— start of SUPPLIED TEXT —

Konstantin Asmolov, May 28, 2025

On June 3, 2025, South Korea will hold a presidential election, announced following the Constitutional Court’s final decision to remove Yoon Suk Yeol from power. The leading contenders for the presidency are opposition leader Lee Jae-myung and former Minister of Labor Kim Moon-soo.
elections in south korea
The Democratic Camp: Is a Convicted President Possible?

By the time of the election, the Democratic Party had effectively turned into a fan club for Lee Jae-myung, with competing factions losing substantial influence.

Formally, Lee faced two challengers: Kim Dong-yeon, the governor of Gyeonggi Province and a centrist who had previously run as an independent but withdrew in favor of the Democrats during the 2022 presidential race, and Kim Dong-soo, the former governor of South Gyeongsang Province and a close ally of Moon Jae-in. The latter had recently been pardoned after serving time in a scandal involving the Democrats’ use of software to meddle in the electoral process. However, Lee secured nearly 90% in the intra-party vote.

in South Korea, the political agenda has been sacrificed to the power struggle, and factional logic dominates the stage

Lee is widely seen as the frontrunner in the presidential race. Although his support has been gradually declining, the gap between him and other candidates remains significant. Averaged poll data suggests he may garner around 50% of the vote, with his nearest rival trailing at approximately 35%. Still, predicting a confident victory would be premature. First, Lee’s high approval rating is matched by an equally high disapproval rating. Many respondents who claimed to be “undecided” in polls are believed to be reluctant to openly admit support for right-wing candidates.

Second, legal risks persist, despite the Democratic Party’s efforts to neutralize them. Although a “miraculous” appellate court ruling allowed Lee Jae-myung to participate in the race, on May 1, 2025, the Supreme Court overturned the lower court’s acquittal and ordered a retrial. This decision, legally sound and based on the weight of evidence rather than political considerations, was met with fierce resistance from the Democrats. The opposition immediately branded the Chief Justice a “national traitor,” threatened him with impeachment, and decried a “judicial coup,” comparing the situation to Yoon Suk Yeol’s attempt to impose martial law. Under South Korean law, a candidate handed a suspended sentence or a fine exceeding one million won loses the right to hold public office for five to ten years. For Lee, this would mean political death.

To eliminate this threat, the Democrats are attempting to amend the criminal code to decriminalize the charges Lee is facing. They are also pushing legislation that would grant full immunity to any person elected president, effectively halting all criminal proceedings against them. Interestingly, a similar scenario occurred in 2007 with Lee Myung-bak: one of the wealthiest candidates, later convicted of corruption, ran while under criminal investigation and won by the largest margin in South Korean history. At the time, the Democrats were outraged and passionately argued for the rule of law.

— end of SUPPLIED TEXT —

TASK INSTRUCTIONS.
1. Say whether each statement agrees with the article on South Korea's presidential election, answering yes or no and quoting the deciding words: (a) Lee won close to 90% in the vote within his party; (b) on May 1, 2025, the Supreme Court upheld the lower court's acquittal of Lee; (c) Kim Dong-soo was the governor of Gyeonggi Province.
2. Rewrite the passage of the election article from "in South Korea, the" to "for right-wing candidates.", putting "favorite" in place of "frontrunner".
The data that comes next is separate material, unrelated to the article on South Korea's presidential election.

— start of SUPPLIED MATERIAL —

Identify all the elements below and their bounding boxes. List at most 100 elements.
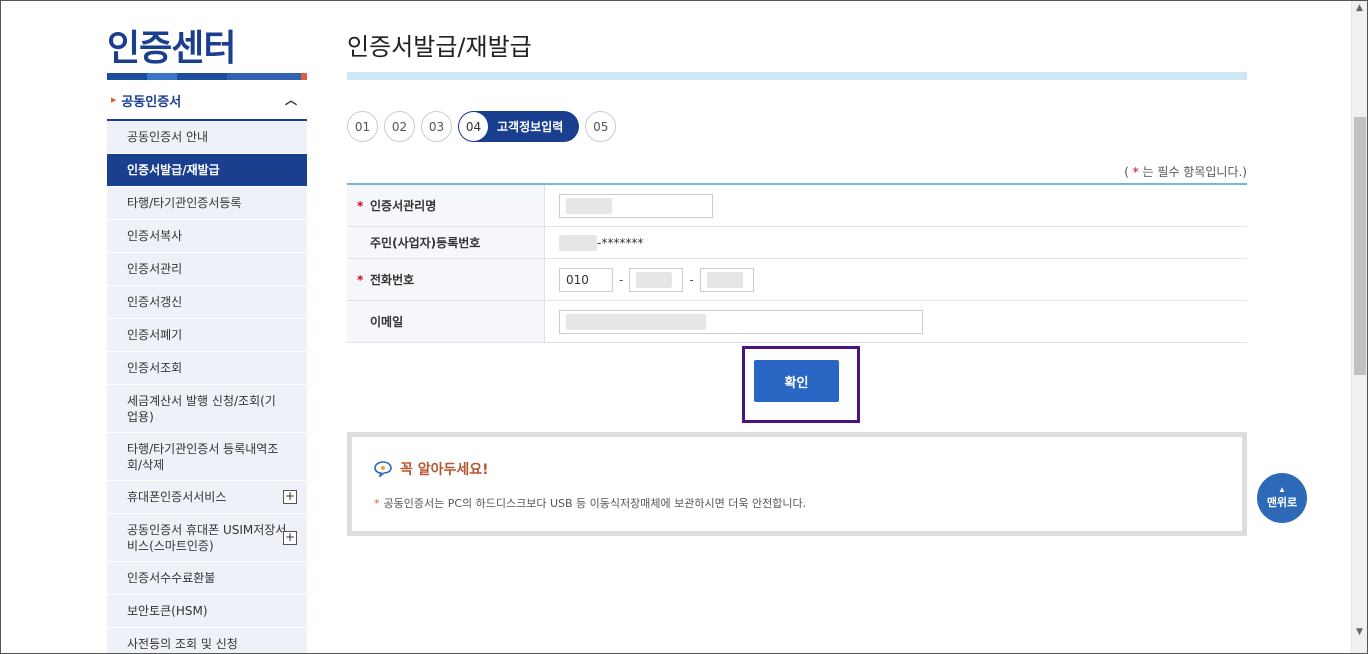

— end of SUPPLIED MATERIAL —

RESPONSES IN ORDER.
1.
(a) Yes: "Lee secured nearly 90% in the intra-party vote."
(b) No: "the Supreme Court overturned the lower court’s acquittal and ordered a retrial."
(c) No: "Kim Dong-yeon, the governor of Gyeonggi Province"

2.
in South Korea, the political agenda has been sacrificed to the power struggle, and factional logic dominates the stage

Lee is widely seen as the favorite in the presidential race. Although his support has been gradually declining, the gap between him and other candidates remains significant. Averaged poll data suggests he may garner around 50% of the vote, with his nearest rival trailing at approximately 35%. Still, predicting a confident victory would be premature. First, Lee’s high approval rating is matched by an equally high disapproval rating. Many respondents who claimed to be “undecided” in polls are believed to be reluctant to openly admit support for right-wing candidates.